WHAT YOU HAVE TO DO ▸ Retype all material exactly. Pictures stay out of the copy.

DATA RECORDS ▸
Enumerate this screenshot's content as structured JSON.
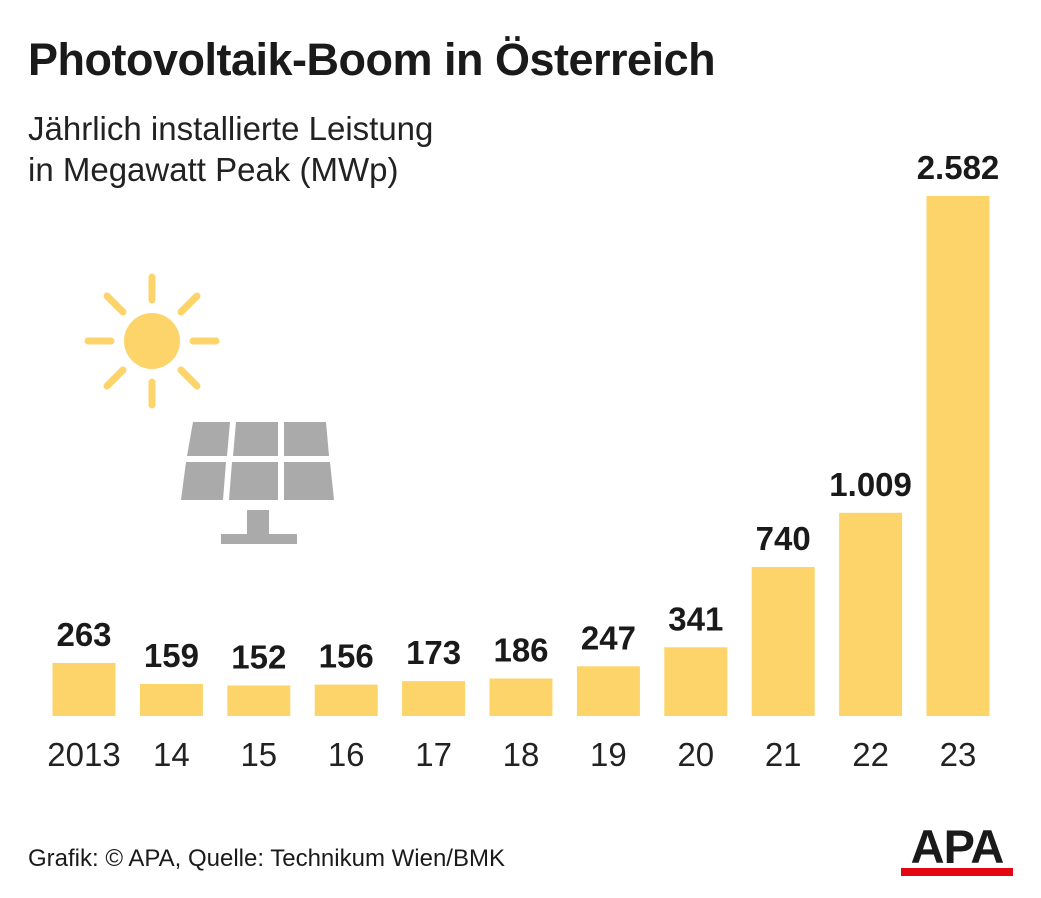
{
  "chart_data": {
    "type": "bar",
    "title": "Photovoltaik-Boom in Österreich",
    "subtitle_lines": [
      "Jährlich installierte Leistung",
      "in Megawatt Peak (MWp)"
    ],
    "categories": [
      "2013",
      "14",
      "15",
      "16",
      "17",
      "18",
      "19",
      "20",
      "21",
      "22",
      "23"
    ],
    "values": [
      263,
      159,
      152,
      156,
      173,
      186,
      247,
      341,
      740,
      1009,
      2582
    ],
    "value_labels": [
      "263",
      "159",
      "152",
      "156",
      "173",
      "186",
      "247",
      "341",
      "740",
      "1.009",
      "2.582"
    ],
    "ylim": [
      0,
      2582
    ],
    "grid": false,
    "legend": "none",
    "colors": {
      "bar": "#fcd46a",
      "text": "#1a1a1a",
      "sun": "#fcd46a",
      "panel": "#aaaaaa"
    }
  },
  "footer": {
    "source": "Grafik: © APA, Quelle: Technikum Wien/BMK"
  },
  "logo": {
    "text": "APA",
    "bar_color": "#e30613"
  },
  "icons": {
    "sun": "sun-icon",
    "panel": "solar-panel-icon"
  }
}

COMPLETED EXERCISE ▸
Enumerate this screenshot's content as structured JSON.
{
  "chart_data": {
    "type": "bar",
    "title": "Photovoltaik-Boom in Österreich",
    "subtitle_lines": [
      "Jährlich installierte Leistung",
      "in Megawatt Peak (MWp)"
    ],
    "categories": [
      "2013",
      "14",
      "15",
      "16",
      "17",
      "18",
      "19",
      "20",
      "21",
      "22",
      "23"
    ],
    "values": [
      263,
      159,
      152,
      156,
      173,
      186,
      247,
      341,
      740,
      1009,
      2582
    ],
    "value_labels": [
      "263",
      "159",
      "152",
      "156",
      "173",
      "186",
      "247",
      "341",
      "740",
      "1.009",
      "2.582"
    ],
    "ylim": [
      0,
      2582
    ],
    "grid": false,
    "legend": "none",
    "colors": {
      "bar": "#fcd46a",
      "text": "#1a1a1a",
      "sun": "#fcd46a",
      "panel": "#aaaaaa"
    }
  },
  "footer": {
    "source": "Grafik: © APA, Quelle: Technikum Wien/BMK"
  },
  "logo": {
    "text": "APA",
    "bar_color": "#e30613"
  },
  "icons": {
    "sun": "sun-icon",
    "panel": "solar-panel-icon"
  }
}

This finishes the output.